OBJECTIVE –
Identify the lines holding "xlabel" and copy them.
## start
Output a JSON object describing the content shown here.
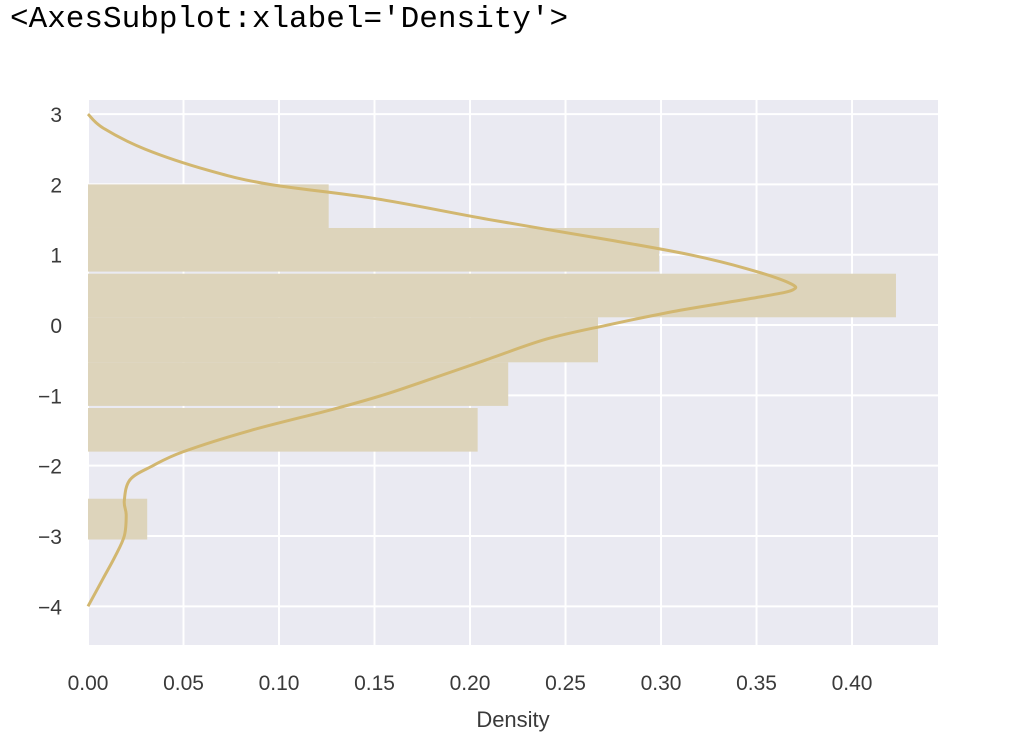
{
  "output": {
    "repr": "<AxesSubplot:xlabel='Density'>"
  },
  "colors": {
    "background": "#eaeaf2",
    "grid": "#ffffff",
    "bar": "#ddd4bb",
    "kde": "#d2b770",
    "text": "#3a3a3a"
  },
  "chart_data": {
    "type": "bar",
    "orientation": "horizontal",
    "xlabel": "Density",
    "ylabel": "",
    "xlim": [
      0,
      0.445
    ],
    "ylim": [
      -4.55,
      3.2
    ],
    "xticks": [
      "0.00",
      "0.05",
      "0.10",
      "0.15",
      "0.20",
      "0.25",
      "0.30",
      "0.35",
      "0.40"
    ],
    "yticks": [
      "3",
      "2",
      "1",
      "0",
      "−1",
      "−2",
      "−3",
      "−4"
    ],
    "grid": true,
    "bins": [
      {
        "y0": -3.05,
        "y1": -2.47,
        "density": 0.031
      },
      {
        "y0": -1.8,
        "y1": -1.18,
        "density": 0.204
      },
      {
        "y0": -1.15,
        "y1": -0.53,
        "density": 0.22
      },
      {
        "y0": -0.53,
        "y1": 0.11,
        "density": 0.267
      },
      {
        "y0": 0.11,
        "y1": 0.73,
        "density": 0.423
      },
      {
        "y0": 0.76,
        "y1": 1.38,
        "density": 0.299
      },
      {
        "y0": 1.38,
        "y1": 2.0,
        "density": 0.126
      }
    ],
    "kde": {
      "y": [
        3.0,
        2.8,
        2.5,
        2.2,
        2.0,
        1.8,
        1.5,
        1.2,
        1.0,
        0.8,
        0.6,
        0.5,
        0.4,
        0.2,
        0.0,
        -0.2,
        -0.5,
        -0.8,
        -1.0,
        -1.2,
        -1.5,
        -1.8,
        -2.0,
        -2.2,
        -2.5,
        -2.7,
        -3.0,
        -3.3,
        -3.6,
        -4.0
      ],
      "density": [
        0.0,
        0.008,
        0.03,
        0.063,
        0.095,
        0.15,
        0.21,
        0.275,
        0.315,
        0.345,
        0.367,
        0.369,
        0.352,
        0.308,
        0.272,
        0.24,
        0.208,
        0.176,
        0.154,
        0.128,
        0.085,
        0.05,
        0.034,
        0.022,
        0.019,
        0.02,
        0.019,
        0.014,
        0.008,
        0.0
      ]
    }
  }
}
## end
## start
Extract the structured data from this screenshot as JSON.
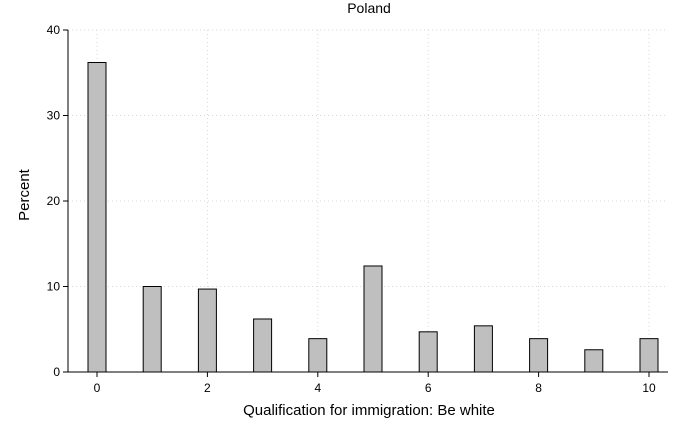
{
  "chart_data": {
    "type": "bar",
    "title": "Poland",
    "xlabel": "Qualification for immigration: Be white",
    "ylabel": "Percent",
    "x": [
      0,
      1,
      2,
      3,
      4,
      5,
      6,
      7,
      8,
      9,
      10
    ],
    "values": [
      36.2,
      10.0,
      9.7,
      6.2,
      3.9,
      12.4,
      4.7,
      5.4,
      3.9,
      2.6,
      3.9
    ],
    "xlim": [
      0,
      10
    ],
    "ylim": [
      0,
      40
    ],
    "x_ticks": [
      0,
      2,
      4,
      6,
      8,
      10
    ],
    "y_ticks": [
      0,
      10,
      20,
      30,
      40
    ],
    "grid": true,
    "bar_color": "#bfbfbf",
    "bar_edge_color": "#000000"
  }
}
## end
## start
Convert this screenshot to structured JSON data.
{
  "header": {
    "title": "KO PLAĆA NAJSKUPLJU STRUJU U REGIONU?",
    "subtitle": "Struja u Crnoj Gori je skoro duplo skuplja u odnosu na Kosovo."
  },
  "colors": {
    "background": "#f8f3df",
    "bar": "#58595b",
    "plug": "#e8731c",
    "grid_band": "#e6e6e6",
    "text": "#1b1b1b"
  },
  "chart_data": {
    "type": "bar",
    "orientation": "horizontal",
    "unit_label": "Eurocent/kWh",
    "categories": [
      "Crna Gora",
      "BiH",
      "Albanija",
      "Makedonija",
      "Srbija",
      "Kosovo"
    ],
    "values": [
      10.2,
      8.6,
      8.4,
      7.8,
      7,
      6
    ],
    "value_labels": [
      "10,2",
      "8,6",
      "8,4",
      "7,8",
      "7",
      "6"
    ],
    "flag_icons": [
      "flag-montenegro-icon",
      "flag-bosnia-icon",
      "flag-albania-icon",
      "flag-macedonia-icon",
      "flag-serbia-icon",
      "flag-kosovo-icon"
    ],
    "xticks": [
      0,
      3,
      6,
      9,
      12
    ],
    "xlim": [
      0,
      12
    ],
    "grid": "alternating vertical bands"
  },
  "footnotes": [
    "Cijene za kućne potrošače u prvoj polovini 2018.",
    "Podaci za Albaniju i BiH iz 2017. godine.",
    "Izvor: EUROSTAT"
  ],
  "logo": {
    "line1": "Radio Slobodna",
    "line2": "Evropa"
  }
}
## end
RESULT FOR THIS TASK –
    "repr": "<AxesSubplot:xlabel='Density'>"
    "xlabel": "Density",
    "xlabel": "Qualification for immigration: Be white",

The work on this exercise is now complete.